PROVIDED DATA:

□ □ □ □ □ □ □

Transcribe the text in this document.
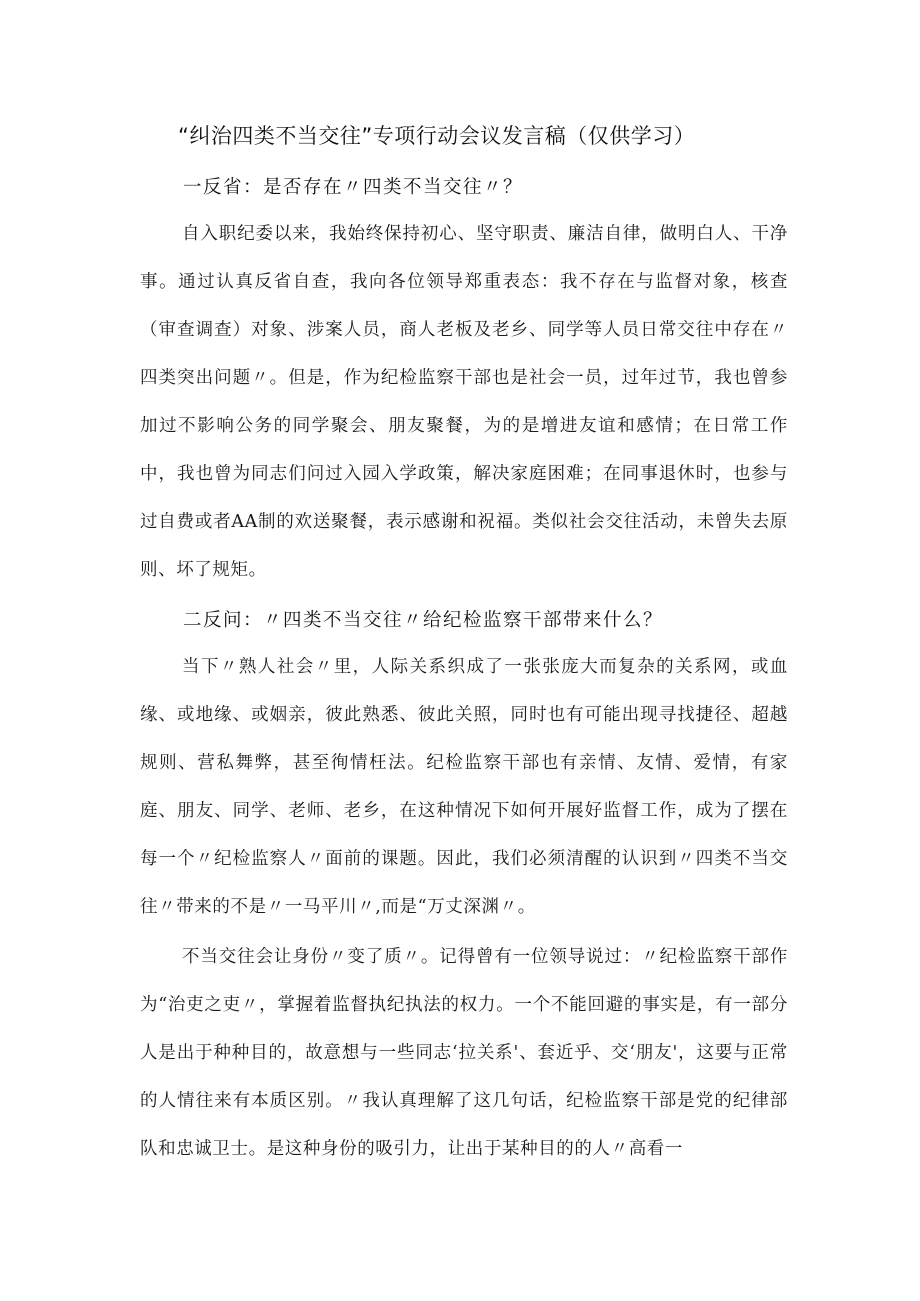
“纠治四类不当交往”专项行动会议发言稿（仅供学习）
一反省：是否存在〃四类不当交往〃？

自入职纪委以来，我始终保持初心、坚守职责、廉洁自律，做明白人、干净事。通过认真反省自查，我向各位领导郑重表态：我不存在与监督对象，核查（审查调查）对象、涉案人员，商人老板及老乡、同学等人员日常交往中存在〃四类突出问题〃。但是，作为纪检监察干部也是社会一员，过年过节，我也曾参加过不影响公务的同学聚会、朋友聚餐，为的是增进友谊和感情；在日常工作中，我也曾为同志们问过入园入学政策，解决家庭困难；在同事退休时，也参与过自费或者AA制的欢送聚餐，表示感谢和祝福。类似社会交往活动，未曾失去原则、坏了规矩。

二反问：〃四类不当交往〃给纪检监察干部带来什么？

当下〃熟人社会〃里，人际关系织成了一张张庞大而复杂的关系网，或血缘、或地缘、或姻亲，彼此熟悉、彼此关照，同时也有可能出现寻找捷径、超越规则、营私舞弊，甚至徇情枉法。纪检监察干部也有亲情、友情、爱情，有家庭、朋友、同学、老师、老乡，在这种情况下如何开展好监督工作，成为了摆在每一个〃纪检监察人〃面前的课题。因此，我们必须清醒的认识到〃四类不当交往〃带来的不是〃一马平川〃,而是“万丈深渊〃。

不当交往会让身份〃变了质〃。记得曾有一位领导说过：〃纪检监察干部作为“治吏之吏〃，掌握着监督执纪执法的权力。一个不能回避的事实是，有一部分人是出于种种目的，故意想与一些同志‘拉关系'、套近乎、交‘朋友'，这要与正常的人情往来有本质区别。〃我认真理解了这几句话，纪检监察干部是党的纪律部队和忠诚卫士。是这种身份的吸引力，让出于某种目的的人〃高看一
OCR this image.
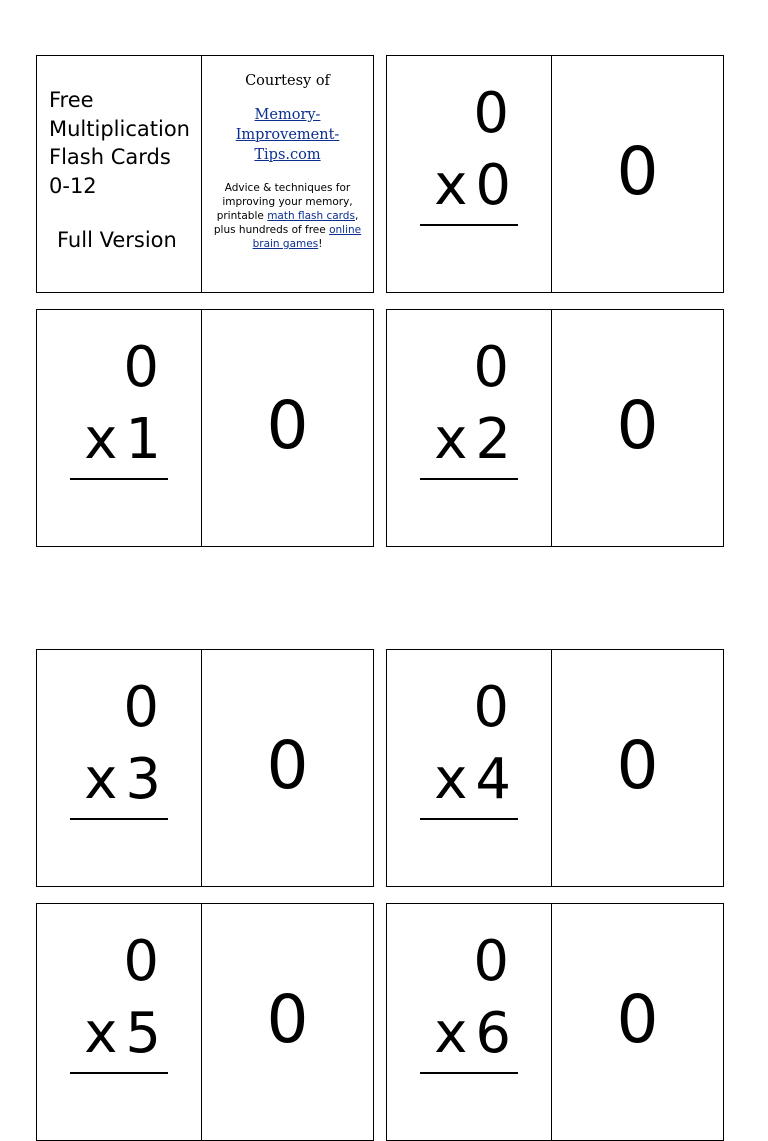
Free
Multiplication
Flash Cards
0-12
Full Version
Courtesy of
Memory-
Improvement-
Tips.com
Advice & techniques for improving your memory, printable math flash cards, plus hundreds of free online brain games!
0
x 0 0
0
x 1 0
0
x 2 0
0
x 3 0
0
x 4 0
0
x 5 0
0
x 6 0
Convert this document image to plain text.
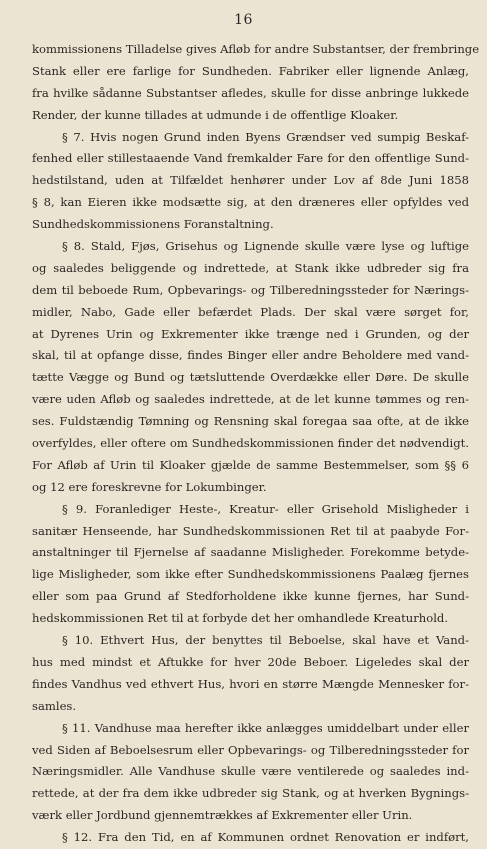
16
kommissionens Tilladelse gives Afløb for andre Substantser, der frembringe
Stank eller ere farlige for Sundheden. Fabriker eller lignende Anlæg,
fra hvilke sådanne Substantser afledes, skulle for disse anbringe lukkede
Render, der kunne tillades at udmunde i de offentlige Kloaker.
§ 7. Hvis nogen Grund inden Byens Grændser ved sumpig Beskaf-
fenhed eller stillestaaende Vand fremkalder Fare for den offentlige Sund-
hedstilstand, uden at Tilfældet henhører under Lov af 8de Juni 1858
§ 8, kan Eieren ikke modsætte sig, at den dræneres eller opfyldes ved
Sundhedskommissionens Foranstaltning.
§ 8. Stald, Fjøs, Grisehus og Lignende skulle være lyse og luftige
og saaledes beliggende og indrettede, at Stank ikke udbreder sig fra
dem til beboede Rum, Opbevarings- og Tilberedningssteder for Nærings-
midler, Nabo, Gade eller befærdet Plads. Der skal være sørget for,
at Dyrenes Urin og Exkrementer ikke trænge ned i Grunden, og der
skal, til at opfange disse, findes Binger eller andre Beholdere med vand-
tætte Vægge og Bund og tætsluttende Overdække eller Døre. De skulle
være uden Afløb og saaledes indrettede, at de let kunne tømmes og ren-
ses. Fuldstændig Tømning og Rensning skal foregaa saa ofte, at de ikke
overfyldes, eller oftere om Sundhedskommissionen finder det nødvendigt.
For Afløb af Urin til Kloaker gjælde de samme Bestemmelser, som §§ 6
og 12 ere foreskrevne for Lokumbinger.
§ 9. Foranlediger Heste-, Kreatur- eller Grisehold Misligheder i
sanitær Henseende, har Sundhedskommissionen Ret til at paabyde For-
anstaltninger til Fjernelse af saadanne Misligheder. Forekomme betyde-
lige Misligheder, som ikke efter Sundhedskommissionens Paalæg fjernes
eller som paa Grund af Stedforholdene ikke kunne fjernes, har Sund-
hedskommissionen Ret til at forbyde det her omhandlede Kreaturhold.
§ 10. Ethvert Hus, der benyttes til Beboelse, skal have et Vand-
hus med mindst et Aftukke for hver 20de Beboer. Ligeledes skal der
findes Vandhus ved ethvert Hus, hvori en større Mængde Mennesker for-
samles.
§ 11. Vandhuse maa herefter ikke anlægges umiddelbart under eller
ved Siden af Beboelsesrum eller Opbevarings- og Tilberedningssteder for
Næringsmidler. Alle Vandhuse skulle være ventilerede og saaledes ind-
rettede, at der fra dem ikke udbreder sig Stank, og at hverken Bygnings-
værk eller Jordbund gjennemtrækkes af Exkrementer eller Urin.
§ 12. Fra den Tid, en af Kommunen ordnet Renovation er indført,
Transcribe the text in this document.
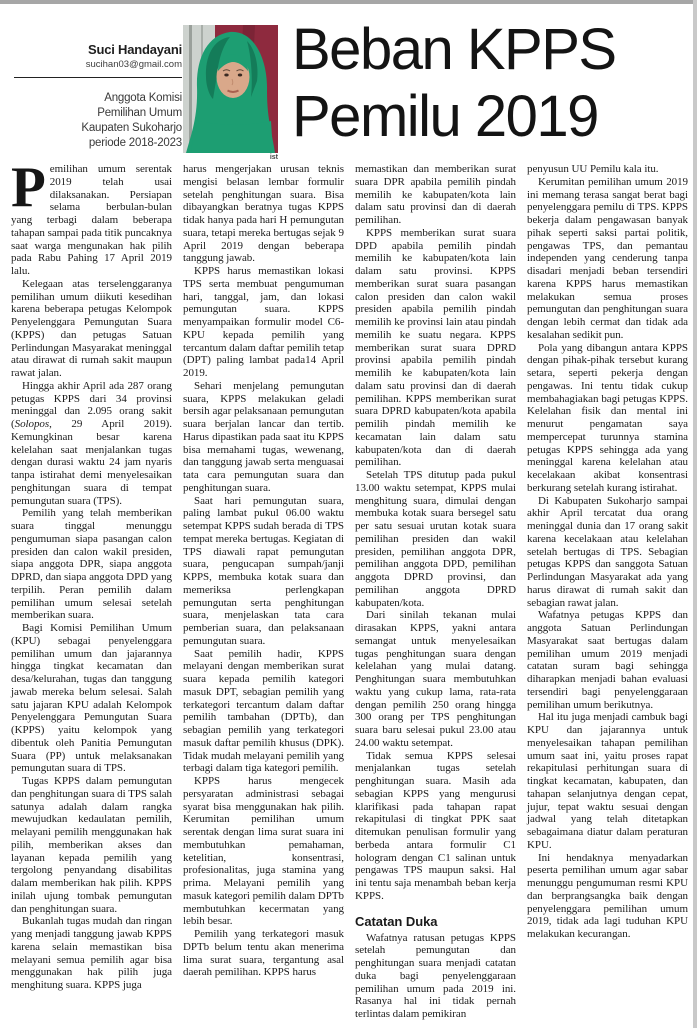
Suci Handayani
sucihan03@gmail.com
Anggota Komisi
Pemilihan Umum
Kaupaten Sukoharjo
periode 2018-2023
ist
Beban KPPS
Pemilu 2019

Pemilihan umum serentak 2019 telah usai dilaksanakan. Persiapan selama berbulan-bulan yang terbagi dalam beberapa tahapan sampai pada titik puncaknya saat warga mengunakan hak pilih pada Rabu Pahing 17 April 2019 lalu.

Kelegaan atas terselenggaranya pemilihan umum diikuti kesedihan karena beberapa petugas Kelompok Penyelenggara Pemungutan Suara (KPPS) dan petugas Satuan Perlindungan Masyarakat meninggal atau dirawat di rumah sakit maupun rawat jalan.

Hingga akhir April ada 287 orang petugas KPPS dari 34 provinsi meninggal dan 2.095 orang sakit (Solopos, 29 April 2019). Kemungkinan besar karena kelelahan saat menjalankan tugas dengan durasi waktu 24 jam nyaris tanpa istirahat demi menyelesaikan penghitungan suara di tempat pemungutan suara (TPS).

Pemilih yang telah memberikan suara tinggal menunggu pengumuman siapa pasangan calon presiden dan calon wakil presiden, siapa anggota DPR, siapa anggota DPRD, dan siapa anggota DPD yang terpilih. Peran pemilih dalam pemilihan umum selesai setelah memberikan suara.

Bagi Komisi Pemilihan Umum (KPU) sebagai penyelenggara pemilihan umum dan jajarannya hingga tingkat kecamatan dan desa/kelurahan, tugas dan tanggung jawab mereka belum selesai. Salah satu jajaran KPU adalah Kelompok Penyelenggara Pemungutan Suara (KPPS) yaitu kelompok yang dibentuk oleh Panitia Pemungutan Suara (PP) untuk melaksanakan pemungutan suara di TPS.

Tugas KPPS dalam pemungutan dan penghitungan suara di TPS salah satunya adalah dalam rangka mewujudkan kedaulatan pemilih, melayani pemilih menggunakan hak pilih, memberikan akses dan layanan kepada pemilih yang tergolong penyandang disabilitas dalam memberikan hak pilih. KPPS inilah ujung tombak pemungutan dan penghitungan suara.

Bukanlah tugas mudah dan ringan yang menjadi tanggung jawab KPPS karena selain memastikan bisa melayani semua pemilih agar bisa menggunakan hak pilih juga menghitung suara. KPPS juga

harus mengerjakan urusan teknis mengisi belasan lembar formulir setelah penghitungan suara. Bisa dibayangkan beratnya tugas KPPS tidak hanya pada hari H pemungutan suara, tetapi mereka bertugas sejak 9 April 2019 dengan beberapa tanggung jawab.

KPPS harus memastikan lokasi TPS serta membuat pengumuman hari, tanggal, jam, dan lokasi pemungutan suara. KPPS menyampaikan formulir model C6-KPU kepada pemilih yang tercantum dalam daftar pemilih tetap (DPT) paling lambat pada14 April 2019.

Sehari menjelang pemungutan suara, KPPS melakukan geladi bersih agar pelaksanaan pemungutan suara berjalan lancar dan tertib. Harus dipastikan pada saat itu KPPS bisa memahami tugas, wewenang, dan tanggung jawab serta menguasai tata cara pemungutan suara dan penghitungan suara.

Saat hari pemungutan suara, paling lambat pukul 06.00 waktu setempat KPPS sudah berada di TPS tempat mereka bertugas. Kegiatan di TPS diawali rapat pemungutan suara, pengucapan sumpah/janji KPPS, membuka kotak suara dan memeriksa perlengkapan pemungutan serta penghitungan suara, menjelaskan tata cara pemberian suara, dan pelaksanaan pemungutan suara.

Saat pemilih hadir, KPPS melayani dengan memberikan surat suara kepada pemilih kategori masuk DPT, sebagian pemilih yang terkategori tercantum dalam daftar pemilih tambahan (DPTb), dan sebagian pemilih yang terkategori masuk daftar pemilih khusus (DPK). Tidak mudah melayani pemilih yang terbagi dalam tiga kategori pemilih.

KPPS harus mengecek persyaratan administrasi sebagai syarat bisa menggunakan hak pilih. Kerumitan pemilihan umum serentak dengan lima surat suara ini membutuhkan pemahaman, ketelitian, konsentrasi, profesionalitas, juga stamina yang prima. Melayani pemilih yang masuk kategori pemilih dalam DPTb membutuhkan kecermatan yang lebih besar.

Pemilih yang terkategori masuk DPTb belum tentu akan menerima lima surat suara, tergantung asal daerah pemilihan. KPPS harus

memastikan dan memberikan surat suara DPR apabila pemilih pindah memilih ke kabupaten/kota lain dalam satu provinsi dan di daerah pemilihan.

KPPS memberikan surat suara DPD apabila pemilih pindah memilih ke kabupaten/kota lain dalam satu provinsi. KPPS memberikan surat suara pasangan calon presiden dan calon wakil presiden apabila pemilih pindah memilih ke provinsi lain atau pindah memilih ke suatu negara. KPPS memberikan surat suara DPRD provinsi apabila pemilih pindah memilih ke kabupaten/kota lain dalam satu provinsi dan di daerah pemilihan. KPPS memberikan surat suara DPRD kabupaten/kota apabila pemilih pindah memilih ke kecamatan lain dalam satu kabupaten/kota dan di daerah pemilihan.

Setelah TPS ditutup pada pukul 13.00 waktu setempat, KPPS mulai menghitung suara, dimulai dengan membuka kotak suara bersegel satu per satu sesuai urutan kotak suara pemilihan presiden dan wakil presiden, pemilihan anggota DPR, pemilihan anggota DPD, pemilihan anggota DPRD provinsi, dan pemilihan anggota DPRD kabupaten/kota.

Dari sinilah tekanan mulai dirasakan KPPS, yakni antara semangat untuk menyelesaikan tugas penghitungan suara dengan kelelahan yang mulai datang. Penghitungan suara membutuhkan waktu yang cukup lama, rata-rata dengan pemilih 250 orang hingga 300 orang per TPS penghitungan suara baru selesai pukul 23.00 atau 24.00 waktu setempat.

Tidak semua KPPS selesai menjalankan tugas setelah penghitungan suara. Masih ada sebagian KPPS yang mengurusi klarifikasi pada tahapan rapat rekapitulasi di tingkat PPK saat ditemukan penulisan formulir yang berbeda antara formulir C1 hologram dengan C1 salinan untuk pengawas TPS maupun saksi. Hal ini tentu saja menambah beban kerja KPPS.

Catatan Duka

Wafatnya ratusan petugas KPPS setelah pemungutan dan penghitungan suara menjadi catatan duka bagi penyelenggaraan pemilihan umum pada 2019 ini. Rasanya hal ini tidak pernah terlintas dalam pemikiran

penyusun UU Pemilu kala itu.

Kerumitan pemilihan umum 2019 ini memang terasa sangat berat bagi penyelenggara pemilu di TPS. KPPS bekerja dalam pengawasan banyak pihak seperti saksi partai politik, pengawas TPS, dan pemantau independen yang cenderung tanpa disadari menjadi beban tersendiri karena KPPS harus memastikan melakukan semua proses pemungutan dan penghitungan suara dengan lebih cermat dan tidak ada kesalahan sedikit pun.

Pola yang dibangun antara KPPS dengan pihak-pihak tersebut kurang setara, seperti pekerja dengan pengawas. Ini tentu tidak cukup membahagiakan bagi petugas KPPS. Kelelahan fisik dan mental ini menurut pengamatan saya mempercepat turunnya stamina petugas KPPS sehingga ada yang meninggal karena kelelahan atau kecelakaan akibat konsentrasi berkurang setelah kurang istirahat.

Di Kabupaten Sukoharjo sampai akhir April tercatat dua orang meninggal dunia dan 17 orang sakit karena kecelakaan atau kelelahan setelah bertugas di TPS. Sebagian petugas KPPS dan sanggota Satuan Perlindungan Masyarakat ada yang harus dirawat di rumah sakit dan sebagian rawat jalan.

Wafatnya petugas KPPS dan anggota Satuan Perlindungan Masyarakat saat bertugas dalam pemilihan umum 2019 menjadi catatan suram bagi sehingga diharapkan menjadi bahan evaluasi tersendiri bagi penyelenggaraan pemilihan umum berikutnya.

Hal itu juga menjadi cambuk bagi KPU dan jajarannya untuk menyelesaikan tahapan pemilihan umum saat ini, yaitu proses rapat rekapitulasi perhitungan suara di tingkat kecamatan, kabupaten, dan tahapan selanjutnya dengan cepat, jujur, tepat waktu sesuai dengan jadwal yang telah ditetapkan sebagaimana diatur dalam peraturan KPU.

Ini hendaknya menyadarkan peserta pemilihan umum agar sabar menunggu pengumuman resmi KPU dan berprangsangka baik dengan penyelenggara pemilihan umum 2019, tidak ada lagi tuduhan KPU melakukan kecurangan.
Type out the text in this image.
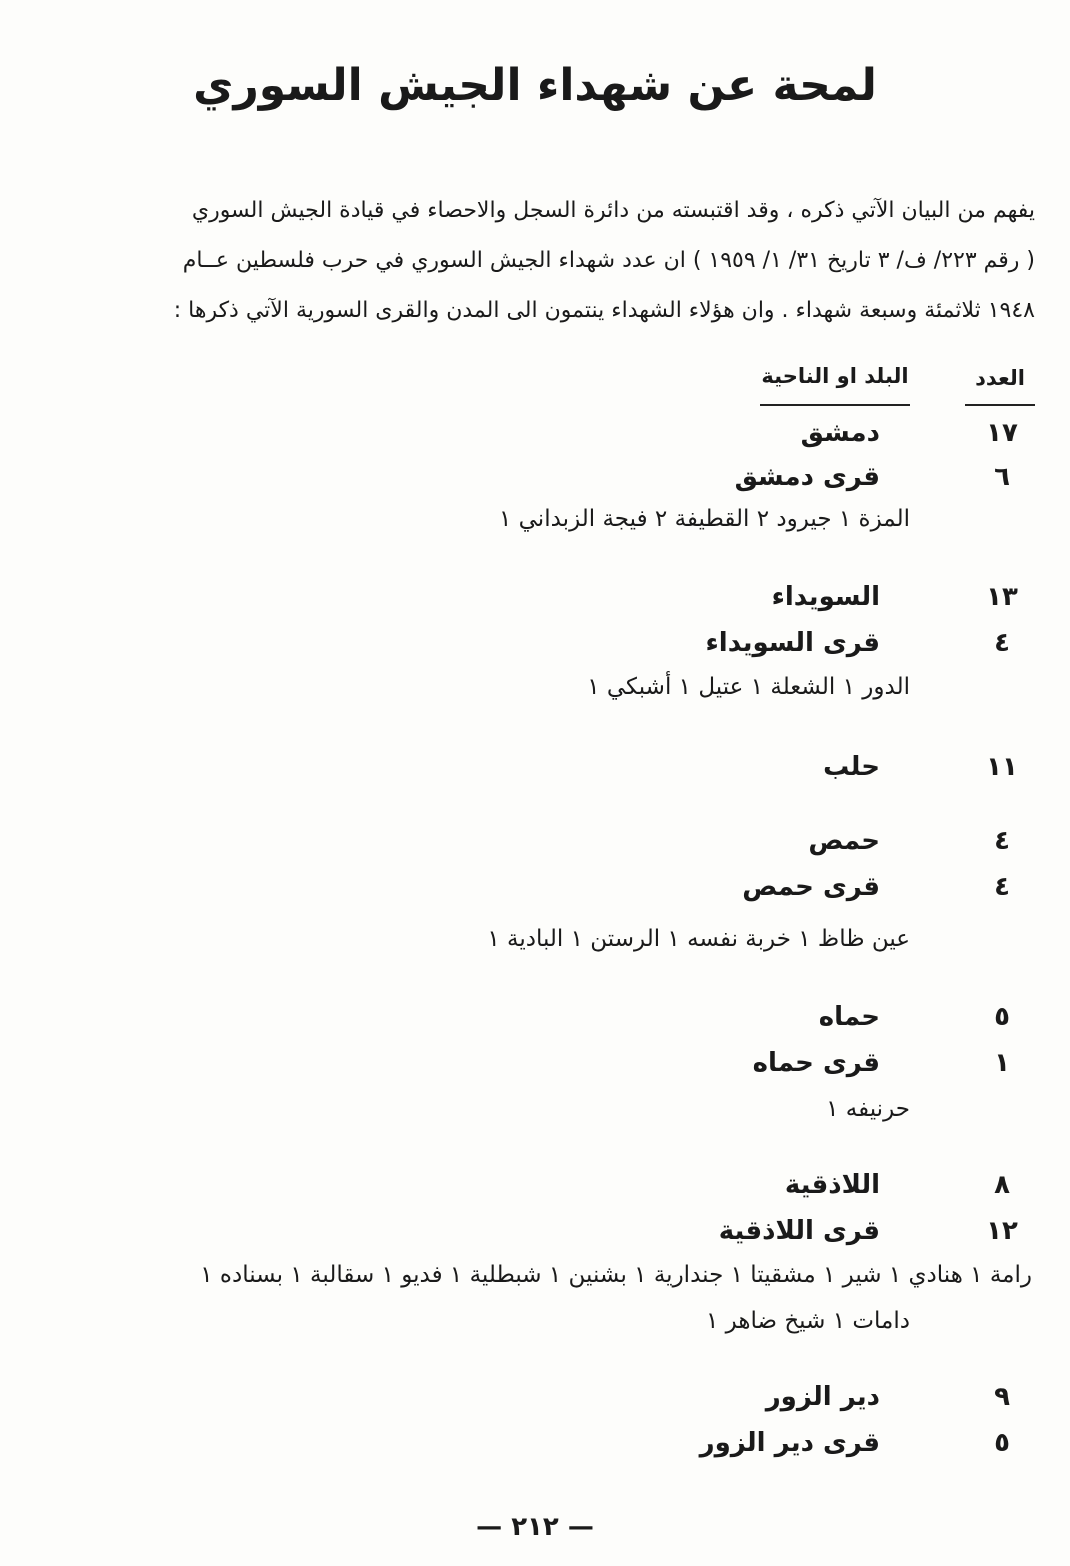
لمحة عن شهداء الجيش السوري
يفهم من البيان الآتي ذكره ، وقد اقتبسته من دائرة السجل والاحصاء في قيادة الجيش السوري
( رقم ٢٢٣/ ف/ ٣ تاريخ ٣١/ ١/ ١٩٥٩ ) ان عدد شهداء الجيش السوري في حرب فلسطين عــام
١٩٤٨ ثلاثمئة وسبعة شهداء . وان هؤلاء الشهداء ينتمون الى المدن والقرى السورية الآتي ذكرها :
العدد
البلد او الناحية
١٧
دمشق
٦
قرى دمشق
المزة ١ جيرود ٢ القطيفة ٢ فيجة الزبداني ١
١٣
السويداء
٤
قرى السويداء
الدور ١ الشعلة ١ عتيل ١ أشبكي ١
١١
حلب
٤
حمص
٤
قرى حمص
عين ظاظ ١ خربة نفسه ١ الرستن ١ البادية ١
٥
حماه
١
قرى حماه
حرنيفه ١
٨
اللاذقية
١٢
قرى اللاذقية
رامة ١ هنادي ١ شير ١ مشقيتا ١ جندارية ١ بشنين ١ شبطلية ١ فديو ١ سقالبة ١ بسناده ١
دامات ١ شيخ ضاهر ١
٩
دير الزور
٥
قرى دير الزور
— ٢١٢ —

□ □ □ □ □ □ □

REQUIREMENT:
Check each line of the entries above, and show every one holding the word "الجيش".

EXERCISE ANSWER:
لمحة عن شهداء الجيش السوري
يفهم من البيان الآتي ذكره ، وقد اقتبسته من دائرة السجل والاحصاء في قيادة الجيش السوري
( رقم ٢٢٣/ ف/ ٣ تاريخ ٣١/ ١/ ١٩٥٩ ) ان عدد شهداء الجيش السوري في حرب فلسطين عــام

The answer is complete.